# [Required work]
Reproduce the listing below in its entirety. Change nothing.
___ Data excerpts ___
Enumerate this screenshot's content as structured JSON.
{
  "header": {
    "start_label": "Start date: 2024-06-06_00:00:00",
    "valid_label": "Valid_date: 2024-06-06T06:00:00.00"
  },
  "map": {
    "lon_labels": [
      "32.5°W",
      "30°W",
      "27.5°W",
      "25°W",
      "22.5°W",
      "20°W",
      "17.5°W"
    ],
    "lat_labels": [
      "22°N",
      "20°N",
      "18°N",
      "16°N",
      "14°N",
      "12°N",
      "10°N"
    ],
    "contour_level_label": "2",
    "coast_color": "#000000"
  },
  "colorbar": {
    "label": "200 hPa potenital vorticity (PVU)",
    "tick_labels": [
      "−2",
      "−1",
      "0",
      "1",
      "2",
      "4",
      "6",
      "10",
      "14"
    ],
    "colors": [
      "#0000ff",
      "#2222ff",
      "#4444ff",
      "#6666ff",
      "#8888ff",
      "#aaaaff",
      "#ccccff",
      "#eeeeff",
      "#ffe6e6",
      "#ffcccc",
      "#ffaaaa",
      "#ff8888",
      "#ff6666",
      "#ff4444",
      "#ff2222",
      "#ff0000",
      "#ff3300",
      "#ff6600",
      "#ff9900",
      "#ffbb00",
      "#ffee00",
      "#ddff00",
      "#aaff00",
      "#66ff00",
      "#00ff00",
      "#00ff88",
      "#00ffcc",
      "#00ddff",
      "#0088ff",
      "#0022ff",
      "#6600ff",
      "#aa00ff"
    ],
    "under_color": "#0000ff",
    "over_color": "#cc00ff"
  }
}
___
# [Complete answer]
Enumerate this screenshot's content as structured JSON.
{
  "header": {
    "start_label": "Start date: 2024-06-06_00:00:00",
    "valid_label": "Valid_date: 2024-06-06T06:00:00.00"
  },
  "map": {
    "lon_labels": [
      "32.5°W",
      "30°W",
      "27.5°W",
      "25°W",
      "22.5°W",
      "20°W",
      "17.5°W"
    ],
    "lat_labels": [
      "22°N",
      "20°N",
      "18°N",
      "16°N",
      "14°N",
      "12°N",
      "10°N"
    ],
    "contour_level_label": "2",
    "coast_color": "#000000"
  },
  "colorbar": {
    "label": "200 hPa potenital vorticity (PVU)",
    "tick_labels": [
      "−2",
      "−1",
      "0",
      "1",
      "2",
      "4",
      "6",
      "10",
      "14"
    ],
    "colors": [
      "#0000ff",
      "#2222ff",
      "#4444ff",
      "#6666ff",
      "#8888ff",
      "#aaaaff",
      "#ccccff",
      "#eeeeff",
      "#ffe6e6",
      "#ffcccc",
      "#ffaaaa",
      "#ff8888",
      "#ff6666",
      "#ff4444",
      "#ff2222",
      "#ff0000",
      "#ff3300",
      "#ff6600",
      "#ff9900",
      "#ffbb00",
      "#ffee00",
      "#ddff00",
      "#aaff00",
      "#66ff00",
      "#00ff00",
      "#00ff88",
      "#00ffcc",
      "#00ddff",
      "#0088ff",
      "#0022ff",
      "#6600ff",
      "#aa00ff"
    ],
    "under_color": "#0000ff",
    "over_color": "#cc00ff"
  }
}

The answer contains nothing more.